■ **THE PROBLEM**: Gather every line from the entries below that includes "TradingView".

■ **DATA LISTING**:
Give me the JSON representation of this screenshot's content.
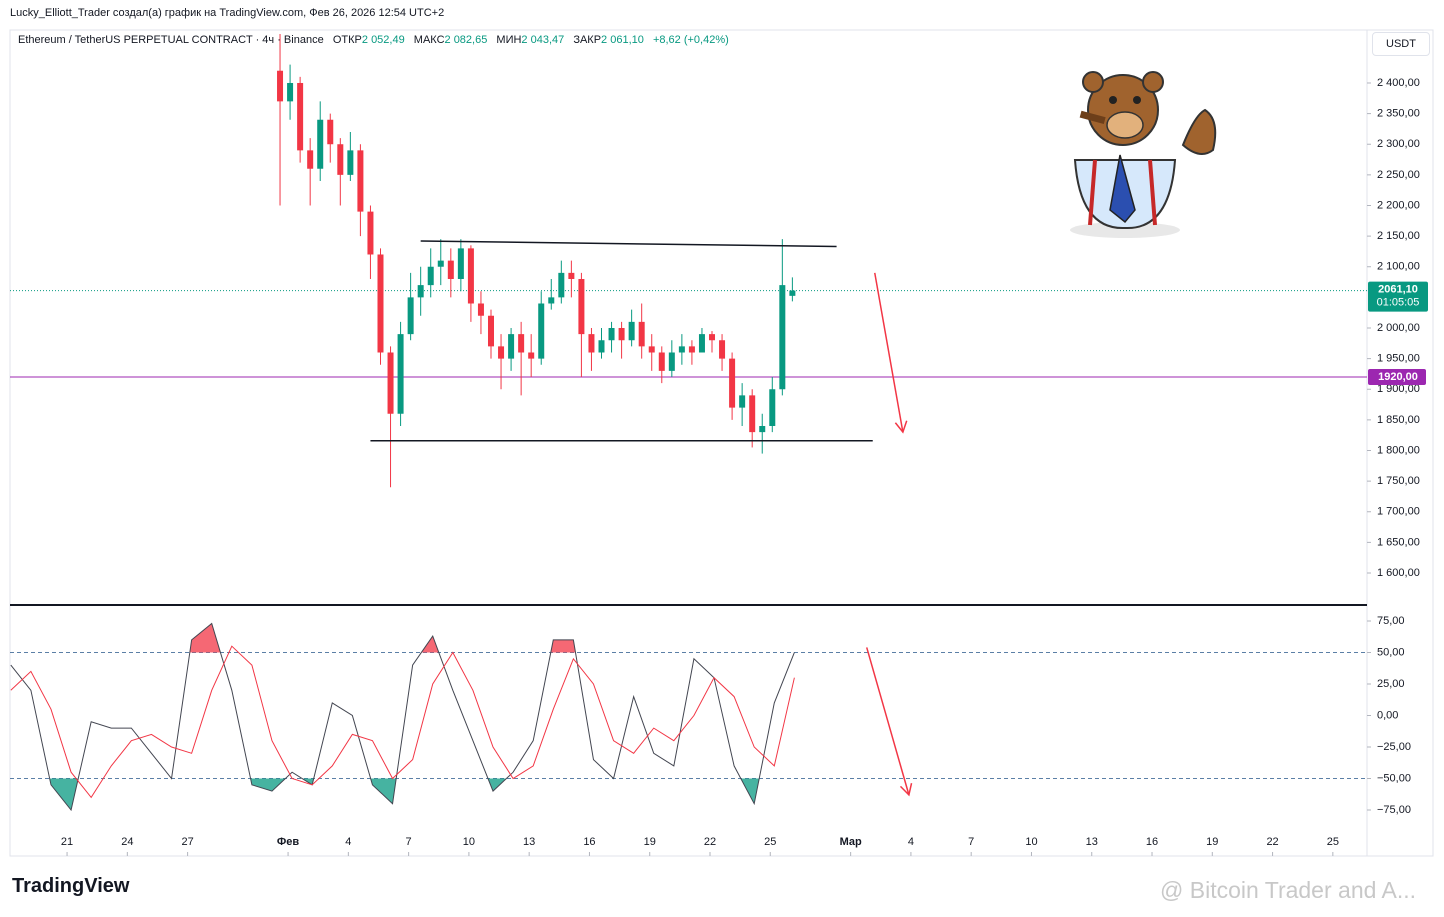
{
  "header": {
    "credit": "Lucky_Elliott_Trader создал(а) график на TradingView.com, Фев 26, 2026 12:54 UTC+2",
    "symbol": "Ethereum / TetherUS PERPETUAL CONTRACT · 4ч · Binance",
    "open_label": "ОТКР",
    "open": "2 052,49",
    "high_label": "МАКС",
    "high": "2 082,65",
    "low_label": "МИН",
    "low": "2 043,47",
    "close_label": "ЗАКР",
    "close": "2 061,10",
    "change": "+8,62 (+0,42%)",
    "currency": "USDT"
  },
  "footer": {
    "logo": "TradingView",
    "watermark": "@ Bitcoin Trader and A..."
  },
  "chart_data": [
    {
      "type": "candlestick",
      "x": [
        31.6,
        32.1,
        32.6,
        33.1,
        33.6,
        34.1,
        34.6,
        35.1,
        35.6,
        36.1,
        36.6,
        37.1,
        37.6,
        38.1,
        38.6,
        39.1,
        39.6,
        40.1,
        40.6,
        41.1,
        41.6,
        42.1,
        42.6,
        43.1,
        43.6,
        44.1,
        44.6,
        45.1,
        45.6,
        46.1,
        46.6,
        47.1,
        47.6,
        48.1,
        48.6,
        49.1,
        49.6,
        50.1,
        50.6,
        51.1,
        51.6,
        52.1,
        52.6,
        53.1,
        53.6,
        54.1,
        54.6,
        55.1,
        55.6,
        56.1,
        56.6,
        57.1
      ],
      "open": [
        2420,
        2370,
        2400,
        2290,
        2260,
        2340,
        2300,
        2250,
        2290,
        2190,
        2120,
        1960,
        1860,
        1990,
        2050,
        2070,
        2100,
        2110,
        2080,
        2130,
        2040,
        2020,
        1970,
        1950,
        1990,
        1960,
        1950,
        2040,
        2050,
        2090,
        2080,
        1990,
        1960,
        1980,
        2000,
        1980,
        2010,
        1970,
        1960,
        1930,
        1960,
        1970,
        1960,
        1990,
        1980,
        1950,
        1870,
        1890,
        1830,
        1840,
        1900,
        2052.49
      ],
      "high": [
        2480,
        2430,
        2410,
        2310,
        2370,
        2350,
        2310,
        2320,
        2300,
        2200,
        2130,
        1970,
        2010,
        2090,
        2100,
        2130,
        2145,
        2130,
        2145,
        2135,
        2060,
        2030,
        1990,
        2000,
        2010,
        1990,
        2060,
        2080,
        2110,
        2110,
        2090,
        2000,
        2000,
        2010,
        2010,
        2030,
        2040,
        1990,
        1970,
        1980,
        1990,
        1980,
        2000,
        1995,
        1990,
        1960,
        1910,
        1900,
        1860,
        1920,
        2145,
        2082.65
      ],
      "low": [
        2200,
        2340,
        2270,
        2200,
        2240,
        2270,
        2200,
        2240,
        2150,
        2080,
        1940,
        1740,
        1840,
        1980,
        2020,
        2050,
        2070,
        2050,
        2060,
        2010,
        1990,
        1950,
        1900,
        1930,
        1890,
        1920,
        1940,
        2030,
        2040,
        2050,
        1920,
        1930,
        1950,
        1960,
        1950,
        1970,
        1950,
        1930,
        1910,
        1920,
        1940,
        1940,
        1960,
        1960,
        1930,
        1850,
        1840,
        1805,
        1795,
        1830,
        1890,
        2043.47
      ],
      "close": [
        2370,
        2400,
        2290,
        2260,
        2340,
        2300,
        2250,
        2290,
        2190,
        2120,
        1960,
        1860,
        1990,
        2050,
        2070,
        2100,
        2110,
        2080,
        2130,
        2040,
        2020,
        1970,
        1950,
        1990,
        1960,
        1950,
        2040,
        2050,
        2090,
        2080,
        1990,
        1960,
        1980,
        2000,
        1980,
        2010,
        1970,
        1960,
        1930,
        1960,
        1970,
        1960,
        1990,
        1980,
        1950,
        1870,
        1890,
        1830,
        1840,
        1900,
        2070,
        2061.1
      ],
      "up_color": "#089981",
      "down_color": "#f23645",
      "xlim": [
        18.16,
        85.7
      ],
      "ylim": [
        1549.4,
        2486.5
      ],
      "yticks": [
        {
          "value": 2400,
          "label": "2 400,00"
        },
        {
          "value": 2350,
          "label": "2 350,00"
        },
        {
          "value": 2300,
          "label": "2 300,00"
        },
        {
          "value": 2250,
          "label": "2 250,00"
        },
        {
          "value": 2200,
          "label": "2 200,00"
        },
        {
          "value": 2150,
          "label": "2 150,00"
        },
        {
          "value": 2100,
          "label": "2 100,00"
        },
        {
          "value": 2000,
          "label": "2 000,00"
        },
        {
          "value": 1950,
          "label": "1 950,00"
        },
        {
          "value": 1900,
          "label": "1 900,00"
        },
        {
          "value": 1850,
          "label": "1 850,00"
        },
        {
          "value": 1800,
          "label": "1 800,00"
        },
        {
          "value": 1750,
          "label": "1 750,00"
        },
        {
          "value": 1700,
          "label": "1 700,00"
        },
        {
          "value": 1650,
          "label": "1 650,00"
        },
        {
          "value": 1600,
          "label": "1 600,00"
        }
      ],
      "last_price": {
        "value": 2061.1,
        "label": "2061,10",
        "countdown": "01:05:05",
        "color": "#089981"
      },
      "price_lines": [
        {
          "value": 1920,
          "label": "1920,00",
          "color": "#9c27b0"
        }
      ],
      "trendlines": [
        {
          "x": [
            38.6,
            59.3
          ],
          "y": [
            2142,
            2133
          ],
          "color": "#131722"
        },
        {
          "x": [
            36.1,
            61.1
          ],
          "y": [
            1816,
            1816
          ],
          "color": "#131722"
        }
      ],
      "arrows": [
        {
          "x": [
            61.2,
            62.6
          ],
          "y": [
            2090,
            1830
          ],
          "color": "#f23645"
        }
      ]
    },
    {
      "type": "line",
      "x": [
        18.2,
        19.2,
        20.2,
        21.2,
        22.2,
        23.2,
        24.2,
        25.2,
        26.2,
        27.2,
        28.2,
        29.2,
        30.2,
        31.2,
        32.2,
        33.2,
        34.2,
        35.2,
        36.2,
        37.2,
        38.2,
        39.2,
        40.2,
        41.2,
        42.2,
        43.2,
        44.2,
        45.2,
        46.2,
        47.2,
        48.2,
        49.2,
        50.2,
        51.2,
        52.2,
        53.2,
        54.2,
        55.2,
        56.2,
        57.2
      ],
      "series": [
        {
          "color": "#434651",
          "values": [
            40,
            20,
            -55,
            -75,
            -5,
            -10,
            -10,
            -30,
            -50,
            60,
            73,
            20,
            -55,
            -60,
            -45,
            -55,
            10,
            0,
            -55,
            -70,
            40,
            63,
            20,
            -20,
            -60,
            -45,
            -20,
            60,
            60,
            -35,
            -50,
            15,
            -30,
            -40,
            45,
            30,
            -40,
            -70,
            10,
            50
          ]
        },
        {
          "color": "#f23645",
          "values": [
            20,
            35,
            5,
            -45,
            -65,
            -40,
            -20,
            -15,
            -25,
            -30,
            20,
            55,
            40,
            -20,
            -50,
            -55,
            -40,
            -15,
            -20,
            -50,
            -35,
            25,
            50,
            20,
            -25,
            -50,
            -40,
            5,
            45,
            25,
            -20,
            -30,
            -10,
            -20,
            0,
            30,
            15,
            -25,
            -40,
            30
          ]
        }
      ],
      "bands": [
        {
          "value": 50,
          "fill": "#f23645"
        },
        {
          "value": -50,
          "fill": "#089981"
        }
      ],
      "xlim": [
        18.16,
        85.7
      ],
      "ylim": [
        -111.5,
        86.9
      ],
      "yticks": [
        {
          "value": 75,
          "label": "75,00"
        },
        {
          "value": 50,
          "label": "50,00"
        },
        {
          "value": 25,
          "label": "25,00"
        },
        {
          "value": 0,
          "label": "0,00"
        },
        {
          "value": -25,
          "label": "−25,00"
        },
        {
          "value": -50,
          "label": "−50,00"
        },
        {
          "value": -75,
          "label": "−75,00"
        }
      ],
      "xticks": [
        21,
        24,
        27,
        {
          "value": 32,
          "label": "Фев"
        },
        {
          "value": 35,
          "label": "4"
        },
        {
          "value": 38,
          "label": "7"
        },
        {
          "value": 41,
          "label": "10"
        },
        {
          "value": 44,
          "label": "13"
        },
        {
          "value": 47,
          "label": "16"
        },
        {
          "value": 50,
          "label": "19"
        },
        {
          "value": 53,
          "label": "22"
        },
        {
          "value": 56,
          "label": "25"
        },
        {
          "value": 60,
          "label": "Мар"
        },
        {
          "value": 63,
          "label": "4"
        },
        {
          "value": 66,
          "label": "7"
        },
        {
          "value": 69,
          "label": "10"
        },
        {
          "value": 72,
          "label": "13"
        },
        {
          "value": 75,
          "label": "16"
        },
        {
          "value": 78,
          "label": "19"
        },
        {
          "value": 81,
          "label": "22"
        },
        {
          "value": 84,
          "label": "25"
        }
      ],
      "arrows": [
        {
          "x": [
            60.8,
            62.9
          ],
          "y": [
            54,
            -63
          ],
          "color": "#f23645"
        }
      ]
    }
  ]
}
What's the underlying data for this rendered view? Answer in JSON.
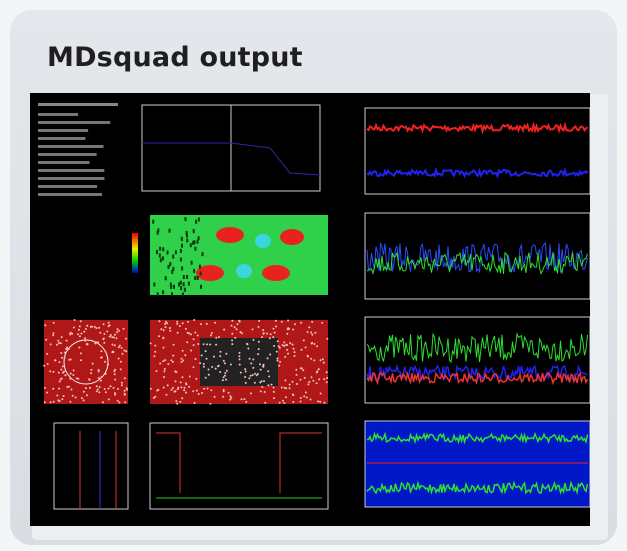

■ **TASK SOLUTION**:
    "credit": "Lucky_Elliott_Trader создал(а) график на TradingView.com, Фев 26, 2026 12:54 UTC+2",
    "logo": "TradingView",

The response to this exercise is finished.